EXERCISE AIM ▸ Report every line from the material that contains the word "Extract".

%%

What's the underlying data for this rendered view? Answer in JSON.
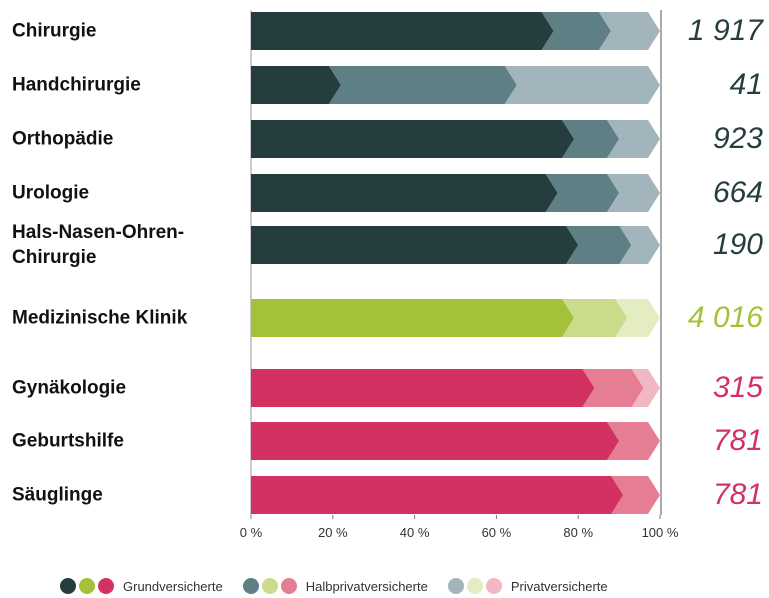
{
  "chart_data": {
    "type": "stacked-bar-100",
    "categories": [
      "Chirurgie",
      "Handchirurgie",
      "Orthopädie",
      "Urologie",
      "Hals-Nasen-Ohren-Chirurgie",
      "Medizinische Klinik",
      "Gynäkologie",
      "Geburtshilfe",
      "Säuglinge"
    ],
    "series": [
      {
        "name": "Grundversicherte",
        "colors": [
          "#263d3f",
          "#263d3f",
          "#263d3f",
          "#263d3f",
          "#263d3f",
          "#a3c23a",
          "#d43163",
          "#d43163",
          "#d43163"
        ],
        "values": [
          74,
          22,
          79,
          75,
          80,
          79,
          84,
          90,
          91
        ]
      },
      {
        "name": "Halbprivatversicherte",
        "colors": [
          "#5e7f84",
          "#5e7f84",
          "#5e7f84",
          "#5e7f84",
          "#5e7f84",
          "#cadc8a",
          "#e57e92",
          "#e57e92",
          "#e57e92"
        ],
        "values": [
          14,
          43,
          11,
          15,
          13,
          13,
          12,
          10,
          9
        ]
      },
      {
        "name": "Privatversicherte",
        "colors": [
          "#a2b5bd",
          "#a2b5bd",
          "#a2b5bd",
          "#a2b5bd",
          "#a2b5bd",
          "#e4edc1",
          "#f1b8c4",
          "#f1b8c4",
          "#f1b8c4"
        ],
        "values": [
          12,
          35,
          10,
          10,
          7,
          8,
          4,
          0,
          0
        ]
      }
    ],
    "totals": [
      1917,
      41,
      923,
      664,
      190,
      4016,
      315,
      781,
      781
    ],
    "total_labels": [
      "1 917",
      "41",
      "923",
      "664",
      "190",
      "4 016",
      "315",
      "781",
      "781"
    ],
    "xlim": [
      0,
      100
    ],
    "xticks": [
      {
        "value": 0,
        "label": "0 %"
      },
      {
        "value": 20,
        "label": "20 %"
      },
      {
        "value": 40,
        "label": "40 %"
      },
      {
        "value": 60,
        "label": "60 %"
      },
      {
        "value": 80,
        "label": "80 %"
      },
      {
        "value": 100,
        "label": "100 %"
      }
    ]
  }
}
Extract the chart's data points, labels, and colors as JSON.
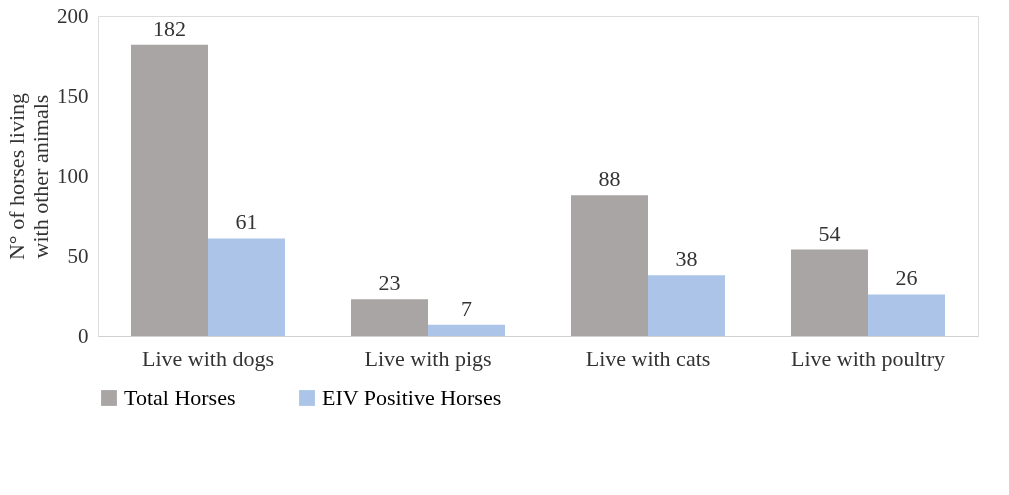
{
  "chart_data": {
    "type": "bar",
    "ylabel": "N° of horses living  with other animals",
    "categories": [
      "Live with dogs",
      "Live with pigs",
      "Live with cats",
      "Live with poultry"
    ],
    "series": [
      {
        "name": "Total Horses",
        "color": "#a9a5a4",
        "values": [
          182,
          23,
          88,
          54
        ]
      },
      {
        "name": "EIV Positive Horses",
        "color": "#abc4e8",
        "values": [
          61,
          7,
          38,
          26
        ]
      }
    ],
    "ylim": [
      0,
      200
    ],
    "yticks": [
      0,
      50,
      100,
      150,
      200
    ],
    "grid": false,
    "legend": "bottom",
    "data_labels": true
  }
}
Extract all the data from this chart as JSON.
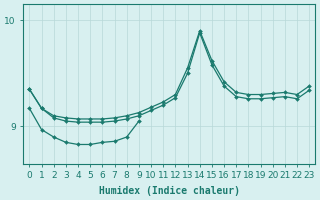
{
  "title": "",
  "xlabel": "Humidex (Indice chaleur)",
  "ylabel": "",
  "bg_color": "#d8f0f0",
  "line_color": "#1a7a6e",
  "grid_color": "#b8d8d8",
  "x_ticks": [
    0,
    1,
    2,
    3,
    4,
    5,
    6,
    7,
    8,
    9,
    10,
    11,
    12,
    13,
    14,
    15,
    16,
    17,
    18,
    19,
    20,
    21,
    22,
    23
  ],
  "y_ticks": [
    9,
    10
  ],
  "ylim": [
    8.65,
    10.15
  ],
  "xlim": [
    -0.5,
    23.5
  ],
  "series1": {
    "x": [
      0,
      1,
      2,
      3,
      4,
      5,
      6,
      7,
      8,
      9,
      10,
      11,
      12,
      13,
      14,
      15,
      16,
      17,
      18,
      19,
      20,
      21,
      22,
      23
    ],
    "y": [
      9.35,
      9.17,
      9.1,
      9.08,
      9.07,
      9.07,
      9.07,
      9.08,
      9.1,
      9.13,
      9.18,
      9.23,
      9.3,
      9.55,
      9.9,
      9.62,
      9.42,
      9.32,
      9.3,
      9.3,
      9.31,
      9.32,
      9.3,
      9.38
    ]
  },
  "series2": {
    "x": [
      0,
      1,
      2,
      3,
      4,
      5,
      6,
      7,
      8,
      9,
      10,
      11,
      12,
      13,
      14,
      15,
      16,
      17,
      18,
      19,
      20,
      21,
      22,
      23
    ],
    "y": [
      9.35,
      9.17,
      9.08,
      9.05,
      9.04,
      9.04,
      9.04,
      9.05,
      9.07,
      9.1,
      9.15,
      9.2,
      9.27,
      9.5,
      9.88,
      9.58,
      9.38,
      9.28,
      9.26,
      9.26,
      9.27,
      9.28,
      9.26,
      9.34
    ]
  },
  "series3": {
    "x": [
      0,
      1,
      2,
      3,
      4,
      5,
      6,
      7,
      8,
      9
    ],
    "y": [
      9.17,
      8.97,
      8.9,
      8.85,
      8.83,
      8.83,
      8.85,
      8.86,
      8.9,
      9.05
    ]
  },
  "label_fontsize": 7,
  "tick_fontsize": 6.5
}
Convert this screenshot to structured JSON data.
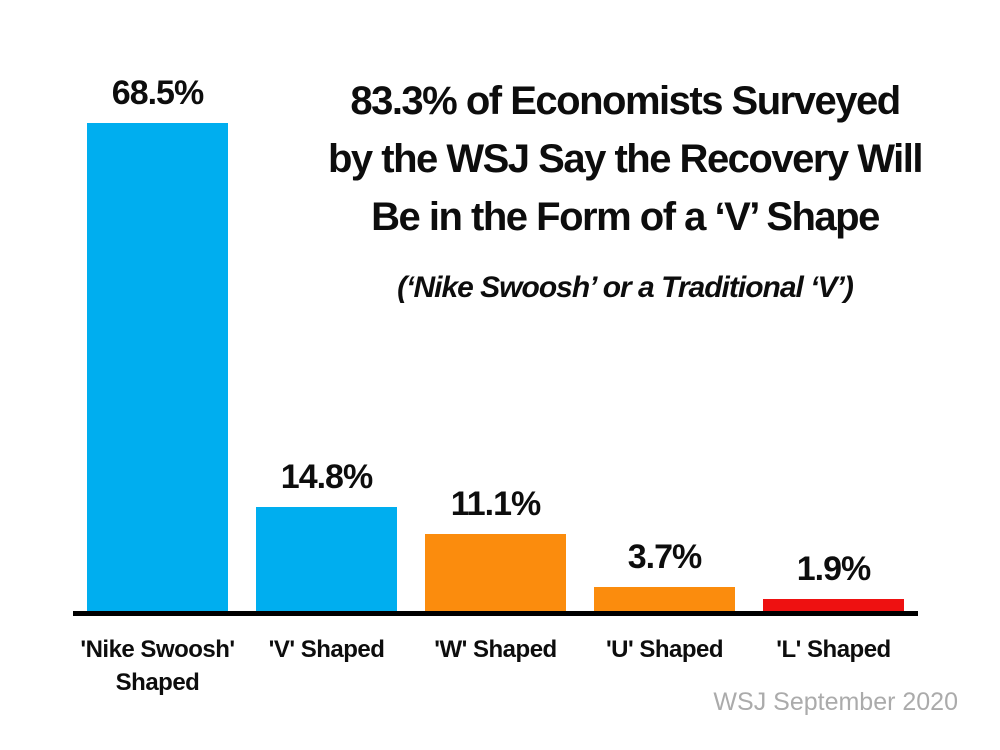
{
  "title": {
    "line1": "83.3% of Economists Surveyed",
    "line2": "by the WSJ Say the Recovery Will",
    "line3": "Be in the Form of a ‘V’ Shape",
    "subtitle": "(‘Nike Swoosh’ or a Traditional ‘V’)"
  },
  "footer": {
    "source": "WSJ September 2020",
    "color": "#ababab"
  },
  "chart_data": {
    "type": "bar",
    "title": "83.3% of Economists Surveyed by the WSJ Say the Recovery Will Be in the Form of a ‘V’ Shape",
    "subtitle": "(‘Nike Swoosh’ or a Traditional ‘V’)",
    "categories": [
      "'Nike Swoosh' Shaped",
      "'V' Shaped",
      "'W' Shaped",
      "'U' Shaped",
      "'L' Shaped"
    ],
    "values": [
      68.5,
      14.8,
      11.1,
      3.7,
      1.9
    ],
    "value_labels": [
      "68.5%",
      "14.8%",
      "11.1%",
      "3.7%",
      "1.9%"
    ],
    "bar_colors": [
      "#00aeef",
      "#00aeef",
      "#fb8c0d",
      "#fb8c0d",
      "#ee1111"
    ],
    "xlabel": "",
    "ylabel": "",
    "ylim": [
      0,
      70
    ],
    "grid": false,
    "legend": false,
    "axis_color": "#000000",
    "source": "WSJ September 2020"
  }
}
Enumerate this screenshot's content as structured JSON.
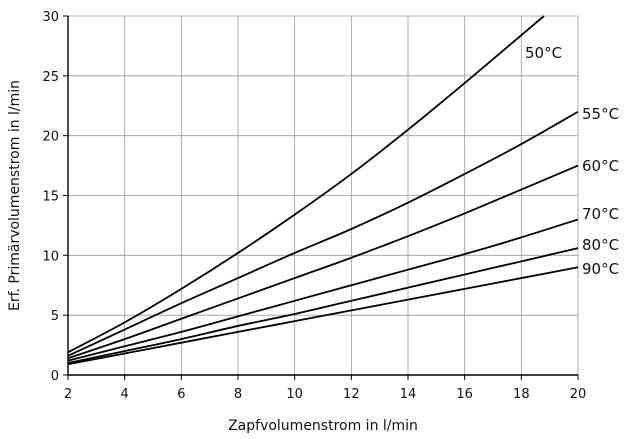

%%

COMPLETED TASK ▸
Extract the chart's data points, labels, and colors as JSON.
Extract all the data from this chart as JSON.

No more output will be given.